* **THE TASK**
Scan the records below. List lines holding "well".

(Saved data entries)
—————
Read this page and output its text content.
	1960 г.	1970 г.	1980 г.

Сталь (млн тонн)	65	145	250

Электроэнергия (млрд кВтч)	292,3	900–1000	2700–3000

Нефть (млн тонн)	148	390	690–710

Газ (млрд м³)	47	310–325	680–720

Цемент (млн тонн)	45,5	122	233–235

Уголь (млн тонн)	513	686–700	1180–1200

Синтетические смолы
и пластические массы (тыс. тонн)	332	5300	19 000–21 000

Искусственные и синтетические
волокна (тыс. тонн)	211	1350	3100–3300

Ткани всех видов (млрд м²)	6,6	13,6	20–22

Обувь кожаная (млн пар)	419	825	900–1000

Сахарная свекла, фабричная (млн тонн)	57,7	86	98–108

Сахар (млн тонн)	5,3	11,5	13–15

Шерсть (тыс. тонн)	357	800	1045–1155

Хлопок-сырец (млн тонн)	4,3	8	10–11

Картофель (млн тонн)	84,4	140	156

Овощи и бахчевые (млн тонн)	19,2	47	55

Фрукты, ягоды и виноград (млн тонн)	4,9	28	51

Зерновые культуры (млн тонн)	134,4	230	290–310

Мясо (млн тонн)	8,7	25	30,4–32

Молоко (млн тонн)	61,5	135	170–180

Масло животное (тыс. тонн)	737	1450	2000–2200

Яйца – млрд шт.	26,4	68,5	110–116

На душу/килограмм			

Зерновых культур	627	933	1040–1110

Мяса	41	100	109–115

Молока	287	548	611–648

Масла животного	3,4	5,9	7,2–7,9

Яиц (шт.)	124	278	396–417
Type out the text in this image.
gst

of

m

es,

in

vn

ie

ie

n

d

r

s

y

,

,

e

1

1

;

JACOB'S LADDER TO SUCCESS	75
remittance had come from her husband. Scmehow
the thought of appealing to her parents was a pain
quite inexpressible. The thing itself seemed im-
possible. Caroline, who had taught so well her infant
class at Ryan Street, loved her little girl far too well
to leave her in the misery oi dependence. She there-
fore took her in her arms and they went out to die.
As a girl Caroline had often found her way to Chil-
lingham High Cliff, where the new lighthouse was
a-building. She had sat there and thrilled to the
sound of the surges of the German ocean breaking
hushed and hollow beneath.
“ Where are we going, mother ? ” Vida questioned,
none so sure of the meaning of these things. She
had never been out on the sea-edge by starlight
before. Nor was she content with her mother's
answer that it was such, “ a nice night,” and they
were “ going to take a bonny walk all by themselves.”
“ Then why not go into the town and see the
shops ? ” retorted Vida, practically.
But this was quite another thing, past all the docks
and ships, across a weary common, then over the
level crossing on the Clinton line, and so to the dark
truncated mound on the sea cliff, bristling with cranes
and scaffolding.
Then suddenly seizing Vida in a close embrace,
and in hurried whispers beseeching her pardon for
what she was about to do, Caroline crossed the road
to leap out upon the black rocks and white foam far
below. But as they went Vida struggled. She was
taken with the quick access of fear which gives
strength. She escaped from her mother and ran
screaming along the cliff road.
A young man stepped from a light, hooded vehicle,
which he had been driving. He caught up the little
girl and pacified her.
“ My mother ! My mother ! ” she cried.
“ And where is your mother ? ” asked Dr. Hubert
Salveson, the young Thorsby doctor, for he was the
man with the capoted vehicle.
—————
* **RESULT**
possible. Caroline, who had taught so well her infant
class at Ryan Street, loved her little girl far too well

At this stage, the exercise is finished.